- Written problem -
Say how many lines contain the word "grid". Only the number should be given.

─── Data to process ───

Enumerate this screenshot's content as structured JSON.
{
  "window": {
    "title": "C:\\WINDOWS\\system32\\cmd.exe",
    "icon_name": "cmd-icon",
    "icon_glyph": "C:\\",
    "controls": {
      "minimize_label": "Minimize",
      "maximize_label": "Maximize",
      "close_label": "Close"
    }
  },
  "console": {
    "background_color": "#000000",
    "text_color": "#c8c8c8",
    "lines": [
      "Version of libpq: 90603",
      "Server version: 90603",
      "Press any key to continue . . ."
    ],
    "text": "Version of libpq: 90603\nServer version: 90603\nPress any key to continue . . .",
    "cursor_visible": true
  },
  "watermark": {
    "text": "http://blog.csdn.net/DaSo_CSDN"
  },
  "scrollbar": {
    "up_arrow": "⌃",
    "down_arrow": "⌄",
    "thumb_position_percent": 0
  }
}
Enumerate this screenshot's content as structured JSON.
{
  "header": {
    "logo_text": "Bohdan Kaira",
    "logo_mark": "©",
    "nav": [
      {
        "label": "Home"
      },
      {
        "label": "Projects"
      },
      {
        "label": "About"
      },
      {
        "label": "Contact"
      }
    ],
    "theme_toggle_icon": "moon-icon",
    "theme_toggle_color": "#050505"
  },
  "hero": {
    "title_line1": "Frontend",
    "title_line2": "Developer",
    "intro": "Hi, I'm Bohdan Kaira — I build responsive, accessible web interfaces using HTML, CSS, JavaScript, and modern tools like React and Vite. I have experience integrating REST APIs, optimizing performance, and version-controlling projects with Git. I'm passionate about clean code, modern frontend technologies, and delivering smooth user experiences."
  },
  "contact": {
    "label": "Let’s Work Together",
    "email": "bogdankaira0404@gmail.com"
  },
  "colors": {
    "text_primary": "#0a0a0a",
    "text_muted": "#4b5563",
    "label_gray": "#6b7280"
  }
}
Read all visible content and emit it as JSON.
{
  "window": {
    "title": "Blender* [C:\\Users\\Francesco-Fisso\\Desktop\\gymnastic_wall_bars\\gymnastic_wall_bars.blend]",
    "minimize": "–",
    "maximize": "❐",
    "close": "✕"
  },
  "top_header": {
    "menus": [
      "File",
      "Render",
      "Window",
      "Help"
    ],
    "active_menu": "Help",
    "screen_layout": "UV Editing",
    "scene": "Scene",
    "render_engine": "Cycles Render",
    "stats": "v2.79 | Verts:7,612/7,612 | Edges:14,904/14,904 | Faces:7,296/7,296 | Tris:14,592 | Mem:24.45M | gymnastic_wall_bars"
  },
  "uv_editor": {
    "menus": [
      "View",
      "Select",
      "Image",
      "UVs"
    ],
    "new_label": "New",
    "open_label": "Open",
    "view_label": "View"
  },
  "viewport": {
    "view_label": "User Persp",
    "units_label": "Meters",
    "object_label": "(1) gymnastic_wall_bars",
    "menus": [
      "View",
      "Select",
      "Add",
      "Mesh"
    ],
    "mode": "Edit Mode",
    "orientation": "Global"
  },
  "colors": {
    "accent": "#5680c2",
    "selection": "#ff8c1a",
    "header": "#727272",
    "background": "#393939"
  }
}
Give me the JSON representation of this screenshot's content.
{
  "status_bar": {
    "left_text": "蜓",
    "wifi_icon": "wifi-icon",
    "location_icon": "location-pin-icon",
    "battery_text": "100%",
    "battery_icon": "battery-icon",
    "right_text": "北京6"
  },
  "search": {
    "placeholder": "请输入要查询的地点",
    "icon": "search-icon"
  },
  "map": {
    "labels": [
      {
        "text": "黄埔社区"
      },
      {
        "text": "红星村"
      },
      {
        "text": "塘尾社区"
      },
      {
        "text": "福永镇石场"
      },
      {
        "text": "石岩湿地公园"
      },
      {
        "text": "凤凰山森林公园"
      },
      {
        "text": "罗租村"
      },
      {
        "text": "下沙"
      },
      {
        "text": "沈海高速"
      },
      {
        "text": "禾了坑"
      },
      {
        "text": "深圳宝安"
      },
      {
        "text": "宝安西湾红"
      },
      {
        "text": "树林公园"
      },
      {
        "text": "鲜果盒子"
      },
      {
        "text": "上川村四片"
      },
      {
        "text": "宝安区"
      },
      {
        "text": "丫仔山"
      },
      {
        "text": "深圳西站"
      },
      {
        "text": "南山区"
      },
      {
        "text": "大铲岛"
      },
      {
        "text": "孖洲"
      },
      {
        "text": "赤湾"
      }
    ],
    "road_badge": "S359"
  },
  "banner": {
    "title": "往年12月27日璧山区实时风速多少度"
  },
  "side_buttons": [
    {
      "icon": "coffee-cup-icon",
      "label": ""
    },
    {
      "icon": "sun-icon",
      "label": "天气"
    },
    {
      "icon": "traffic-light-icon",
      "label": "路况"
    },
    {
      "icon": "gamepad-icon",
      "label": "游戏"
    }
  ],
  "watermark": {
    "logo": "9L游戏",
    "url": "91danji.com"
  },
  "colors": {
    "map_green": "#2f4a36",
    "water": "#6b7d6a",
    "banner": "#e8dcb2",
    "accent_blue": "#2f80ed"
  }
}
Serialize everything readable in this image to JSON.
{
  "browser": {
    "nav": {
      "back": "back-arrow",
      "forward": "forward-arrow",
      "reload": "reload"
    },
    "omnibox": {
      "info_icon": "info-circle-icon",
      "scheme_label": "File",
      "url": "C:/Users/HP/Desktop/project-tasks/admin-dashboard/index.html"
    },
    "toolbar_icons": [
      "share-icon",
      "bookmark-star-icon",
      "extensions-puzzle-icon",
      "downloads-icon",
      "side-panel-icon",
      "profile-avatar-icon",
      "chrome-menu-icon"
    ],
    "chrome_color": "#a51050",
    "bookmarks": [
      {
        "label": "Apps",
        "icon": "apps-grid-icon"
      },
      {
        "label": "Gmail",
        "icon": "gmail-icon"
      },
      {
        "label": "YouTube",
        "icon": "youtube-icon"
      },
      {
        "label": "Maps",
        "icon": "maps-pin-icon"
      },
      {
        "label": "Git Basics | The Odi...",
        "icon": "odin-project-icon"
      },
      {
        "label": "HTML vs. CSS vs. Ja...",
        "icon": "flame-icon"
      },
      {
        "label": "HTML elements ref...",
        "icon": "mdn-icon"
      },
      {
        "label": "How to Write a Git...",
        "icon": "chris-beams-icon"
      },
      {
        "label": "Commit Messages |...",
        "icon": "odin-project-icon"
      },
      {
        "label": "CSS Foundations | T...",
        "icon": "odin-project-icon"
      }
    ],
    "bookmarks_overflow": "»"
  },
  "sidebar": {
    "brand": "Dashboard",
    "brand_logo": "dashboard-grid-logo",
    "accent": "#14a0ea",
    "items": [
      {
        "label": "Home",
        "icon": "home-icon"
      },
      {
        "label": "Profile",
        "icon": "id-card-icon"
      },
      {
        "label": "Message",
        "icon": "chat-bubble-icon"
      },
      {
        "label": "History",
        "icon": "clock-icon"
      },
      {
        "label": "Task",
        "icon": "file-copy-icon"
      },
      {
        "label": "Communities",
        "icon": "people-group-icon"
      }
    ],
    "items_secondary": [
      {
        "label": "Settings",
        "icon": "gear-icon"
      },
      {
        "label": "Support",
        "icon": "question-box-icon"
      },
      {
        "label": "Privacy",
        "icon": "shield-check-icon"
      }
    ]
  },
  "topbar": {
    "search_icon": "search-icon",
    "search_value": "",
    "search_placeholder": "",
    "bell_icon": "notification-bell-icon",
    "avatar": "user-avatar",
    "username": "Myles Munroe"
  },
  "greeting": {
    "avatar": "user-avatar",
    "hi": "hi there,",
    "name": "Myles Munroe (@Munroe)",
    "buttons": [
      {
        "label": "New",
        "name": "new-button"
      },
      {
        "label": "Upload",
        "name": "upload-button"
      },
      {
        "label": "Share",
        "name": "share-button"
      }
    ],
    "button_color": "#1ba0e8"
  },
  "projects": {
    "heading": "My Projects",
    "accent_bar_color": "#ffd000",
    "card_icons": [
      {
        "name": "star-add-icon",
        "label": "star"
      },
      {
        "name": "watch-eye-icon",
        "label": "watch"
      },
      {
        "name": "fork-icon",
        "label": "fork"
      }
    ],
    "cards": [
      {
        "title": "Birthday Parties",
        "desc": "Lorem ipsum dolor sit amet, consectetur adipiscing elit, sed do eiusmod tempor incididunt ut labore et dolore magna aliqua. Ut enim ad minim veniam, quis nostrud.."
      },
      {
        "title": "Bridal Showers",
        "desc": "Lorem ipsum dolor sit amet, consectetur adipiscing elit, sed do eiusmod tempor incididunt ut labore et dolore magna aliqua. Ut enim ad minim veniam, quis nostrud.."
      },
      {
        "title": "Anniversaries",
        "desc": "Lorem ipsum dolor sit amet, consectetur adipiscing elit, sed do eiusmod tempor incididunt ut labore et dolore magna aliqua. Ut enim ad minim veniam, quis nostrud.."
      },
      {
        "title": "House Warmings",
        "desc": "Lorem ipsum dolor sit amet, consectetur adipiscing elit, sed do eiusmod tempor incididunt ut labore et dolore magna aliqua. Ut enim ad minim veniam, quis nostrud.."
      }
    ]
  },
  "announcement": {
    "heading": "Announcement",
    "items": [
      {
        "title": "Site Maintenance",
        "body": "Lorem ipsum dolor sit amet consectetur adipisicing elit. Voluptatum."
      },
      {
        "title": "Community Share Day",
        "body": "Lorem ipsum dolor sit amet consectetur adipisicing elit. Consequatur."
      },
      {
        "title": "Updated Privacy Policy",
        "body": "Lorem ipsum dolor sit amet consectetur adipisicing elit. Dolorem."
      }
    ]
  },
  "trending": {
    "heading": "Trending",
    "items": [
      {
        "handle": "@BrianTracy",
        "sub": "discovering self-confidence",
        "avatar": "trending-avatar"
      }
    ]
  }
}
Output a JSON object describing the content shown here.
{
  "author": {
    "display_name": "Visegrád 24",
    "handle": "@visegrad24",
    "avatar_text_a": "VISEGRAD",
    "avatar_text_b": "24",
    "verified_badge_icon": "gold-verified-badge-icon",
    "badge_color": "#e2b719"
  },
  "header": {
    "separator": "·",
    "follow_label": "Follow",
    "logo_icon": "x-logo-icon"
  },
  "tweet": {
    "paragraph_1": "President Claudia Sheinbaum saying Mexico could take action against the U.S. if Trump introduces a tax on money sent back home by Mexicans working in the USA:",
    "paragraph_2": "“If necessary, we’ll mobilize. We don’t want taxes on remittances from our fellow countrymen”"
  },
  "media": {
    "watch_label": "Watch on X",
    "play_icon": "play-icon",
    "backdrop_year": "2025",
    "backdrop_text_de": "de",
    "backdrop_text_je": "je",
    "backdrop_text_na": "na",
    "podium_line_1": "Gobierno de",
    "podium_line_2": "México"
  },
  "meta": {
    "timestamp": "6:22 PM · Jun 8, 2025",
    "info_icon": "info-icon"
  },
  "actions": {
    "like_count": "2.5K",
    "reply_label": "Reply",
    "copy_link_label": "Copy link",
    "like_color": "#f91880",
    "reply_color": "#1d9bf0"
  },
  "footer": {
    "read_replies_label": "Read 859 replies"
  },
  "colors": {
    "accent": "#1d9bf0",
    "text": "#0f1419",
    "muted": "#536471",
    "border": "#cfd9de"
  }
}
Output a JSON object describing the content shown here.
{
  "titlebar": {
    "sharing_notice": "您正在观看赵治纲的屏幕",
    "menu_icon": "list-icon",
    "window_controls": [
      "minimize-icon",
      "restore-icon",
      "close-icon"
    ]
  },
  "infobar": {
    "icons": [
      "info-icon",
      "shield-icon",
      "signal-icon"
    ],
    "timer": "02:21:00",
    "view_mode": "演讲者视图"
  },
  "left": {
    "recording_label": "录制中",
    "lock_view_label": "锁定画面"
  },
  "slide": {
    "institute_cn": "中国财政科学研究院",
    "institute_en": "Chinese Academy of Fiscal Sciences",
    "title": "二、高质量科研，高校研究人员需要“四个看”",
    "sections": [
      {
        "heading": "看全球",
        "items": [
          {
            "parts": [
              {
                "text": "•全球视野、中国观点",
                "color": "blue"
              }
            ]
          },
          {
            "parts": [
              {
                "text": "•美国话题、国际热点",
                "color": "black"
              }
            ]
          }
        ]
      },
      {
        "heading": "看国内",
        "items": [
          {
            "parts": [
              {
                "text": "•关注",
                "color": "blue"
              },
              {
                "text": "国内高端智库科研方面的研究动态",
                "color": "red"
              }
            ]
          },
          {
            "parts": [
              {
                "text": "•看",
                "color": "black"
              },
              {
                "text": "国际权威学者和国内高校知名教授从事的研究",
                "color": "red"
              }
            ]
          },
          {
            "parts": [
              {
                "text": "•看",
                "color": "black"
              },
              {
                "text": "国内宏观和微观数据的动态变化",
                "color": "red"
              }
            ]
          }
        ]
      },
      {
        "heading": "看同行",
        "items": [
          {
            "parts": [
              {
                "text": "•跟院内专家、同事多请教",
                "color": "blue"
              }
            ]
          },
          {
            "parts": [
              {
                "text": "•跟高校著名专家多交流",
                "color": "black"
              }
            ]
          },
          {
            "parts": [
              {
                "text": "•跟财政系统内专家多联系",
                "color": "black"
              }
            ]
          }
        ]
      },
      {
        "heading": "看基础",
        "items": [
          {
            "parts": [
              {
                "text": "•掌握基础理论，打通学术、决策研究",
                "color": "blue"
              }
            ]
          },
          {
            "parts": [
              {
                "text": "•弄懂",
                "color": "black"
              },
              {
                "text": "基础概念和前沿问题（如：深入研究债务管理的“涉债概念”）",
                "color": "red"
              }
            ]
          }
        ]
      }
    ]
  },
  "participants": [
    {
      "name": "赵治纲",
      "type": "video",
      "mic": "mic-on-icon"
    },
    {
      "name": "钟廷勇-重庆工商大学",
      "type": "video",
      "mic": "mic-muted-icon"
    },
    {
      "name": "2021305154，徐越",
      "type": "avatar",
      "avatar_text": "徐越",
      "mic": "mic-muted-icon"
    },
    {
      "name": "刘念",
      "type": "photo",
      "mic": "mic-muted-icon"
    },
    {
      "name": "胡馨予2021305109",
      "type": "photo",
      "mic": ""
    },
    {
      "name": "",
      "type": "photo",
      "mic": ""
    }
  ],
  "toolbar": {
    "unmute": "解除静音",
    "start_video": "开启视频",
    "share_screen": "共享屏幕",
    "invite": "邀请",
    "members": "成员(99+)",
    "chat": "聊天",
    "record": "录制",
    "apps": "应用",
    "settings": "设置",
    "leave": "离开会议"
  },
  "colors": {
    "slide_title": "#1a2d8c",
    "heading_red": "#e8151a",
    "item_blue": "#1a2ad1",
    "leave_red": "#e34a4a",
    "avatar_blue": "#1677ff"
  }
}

───

- Response for this exercise -
2